> Work to be completed
Search the records that follow and extract every line containing the string "high".

┄┄┄┄┄┄┄┄┄┄┄┄┄┄┄┄┄┄┄┄

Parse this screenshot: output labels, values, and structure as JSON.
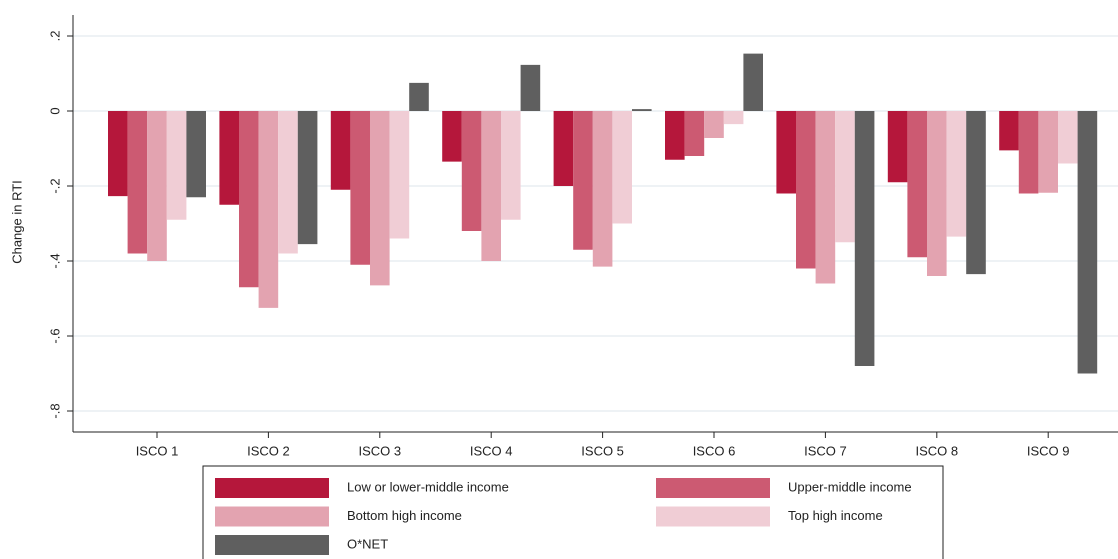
{
  "chart_data": {
    "type": "bar",
    "ylabel": "Change in RTI",
    "categories": [
      "ISCO 1",
      "ISCO 2",
      "ISCO 3",
      "ISCO 4",
      "ISCO 5",
      "ISCO 6",
      "ISCO 7",
      "ISCO 8",
      "ISCO 9"
    ],
    "series": [
      {
        "name": "Low or lower-middle income",
        "color": "#b5173b",
        "values": [
          -0.227,
          -0.25,
          -0.21,
          -0.135,
          -0.2,
          -0.13,
          -0.22,
          -0.19,
          -0.105
        ]
      },
      {
        "name": "Upper-middle income",
        "color": "#cc5a72",
        "values": [
          -0.38,
          -0.47,
          -0.41,
          -0.32,
          -0.37,
          -0.12,
          -0.42,
          -0.39,
          -0.22
        ]
      },
      {
        "name": "Bottom high income",
        "color": "#e3a3b0",
        "values": [
          -0.4,
          -0.525,
          -0.465,
          -0.4,
          -0.415,
          -0.072,
          -0.46,
          -0.44,
          -0.218
        ]
      },
      {
        "name": "Top high income",
        "color": "#f0cdd5",
        "values": [
          -0.29,
          -0.38,
          -0.34,
          -0.29,
          -0.3,
          -0.035,
          -0.35,
          -0.335,
          -0.14
        ]
      },
      {
        "name": "O*NET",
        "color": "#5f5f5f",
        "values": [
          -0.23,
          -0.355,
          0.075,
          0.123,
          0.005,
          0.153,
          -0.68,
          -0.435,
          -0.7
        ]
      }
    ],
    "ylim": [
      -0.856,
      0.256
    ],
    "yticks": [
      {
        "value": 0.2,
        "label": ".2"
      },
      0,
      {
        "value": -0.2,
        "label": "-.2"
      },
      {
        "value": -0.4,
        "label": "-.4"
      },
      {
        "value": -0.6,
        "label": "-.6"
      },
      {
        "value": -0.8,
        "label": "-.8"
      }
    ],
    "grid": true
  }
}
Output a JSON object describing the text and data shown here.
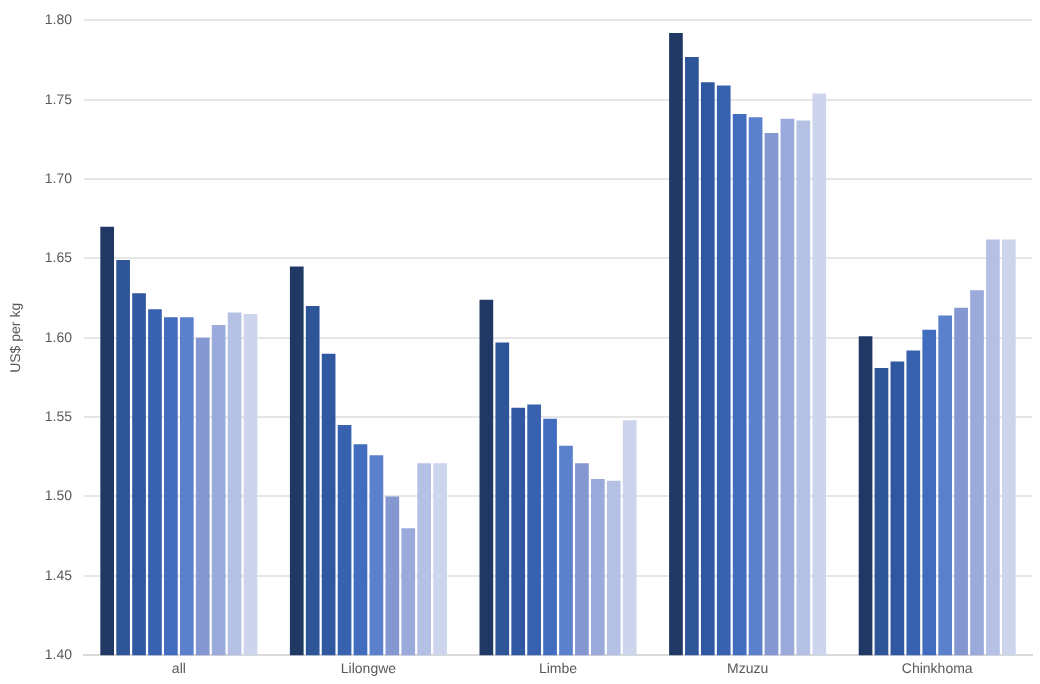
{
  "chart_data": {
    "type": "bar",
    "ylabel": "US$ per kg",
    "categories": [
      "all",
      "Lilongwe",
      "Limbe",
      "Mzuzu",
      "Chinkhoma"
    ],
    "series": [
      {
        "color": "#203864",
        "values": [
          1.67,
          1.645,
          1.624,
          1.792,
          1.601
        ]
      },
      {
        "color": "#2e5597",
        "values": [
          1.649,
          1.62,
          1.597,
          1.777,
          1.581
        ]
      },
      {
        "color": "#3058a0",
        "values": [
          1.628,
          1.59,
          1.556,
          1.761,
          1.585
        ]
      },
      {
        "color": "#3862b0",
        "values": [
          1.618,
          1.545,
          1.558,
          1.759,
          1.592
        ]
      },
      {
        "color": "#426cbe",
        "values": [
          1.613,
          1.533,
          1.549,
          1.741,
          1.605
        ]
      },
      {
        "color": "#5b80cc",
        "values": [
          1.613,
          1.526,
          1.532,
          1.739,
          1.614
        ]
      },
      {
        "color": "#8497d0",
        "values": [
          1.6,
          1.5,
          1.521,
          1.729,
          1.619
        ]
      },
      {
        "color": "#9aabdb",
        "values": [
          1.608,
          1.48,
          1.511,
          1.738,
          1.63
        ]
      },
      {
        "color": "#b4c0e4",
        "values": [
          1.616,
          1.521,
          1.51,
          1.737,
          1.662
        ]
      },
      {
        "color": "#cdd5ec",
        "values": [
          1.615,
          1.521,
          1.548,
          1.754,
          1.662
        ]
      }
    ],
    "ylim": [
      1.4,
      1.8
    ],
    "yticks": [
      {
        "value": 1.4,
        "label": "1.40"
      },
      1.45,
      {
        "value": 1.5,
        "label": "1.50"
      },
      1.55,
      {
        "value": 1.6,
        "label": "1.60"
      },
      1.65,
      {
        "value": 1.7,
        "label": "1.70"
      },
      1.75,
      {
        "value": 1.8,
        "label": "1.80"
      }
    ],
    "grid": "y",
    "legend": false
  }
}
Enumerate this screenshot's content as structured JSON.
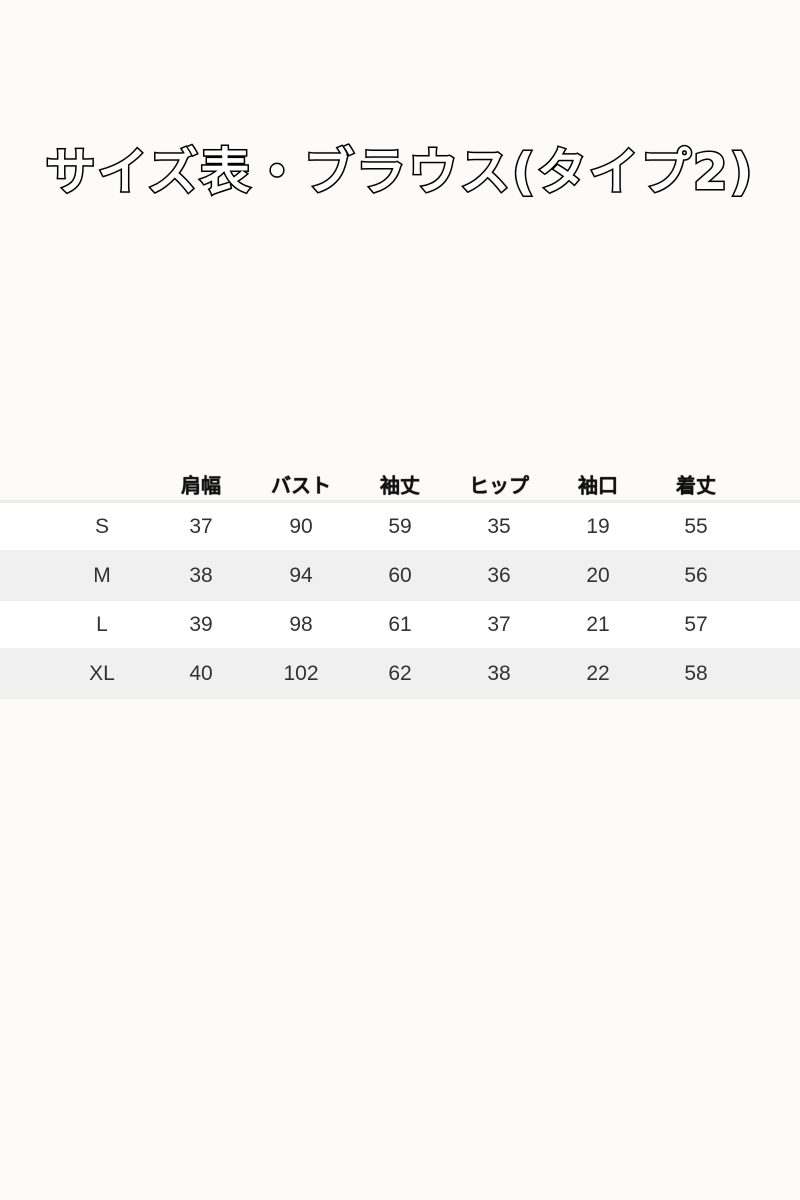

┄┄┄┄┄┄┄┄┄┄┄┄┄┄┄┄┄┄┄┄

> Response below
        "name": "Bottom high income",
        "name": "Top high income",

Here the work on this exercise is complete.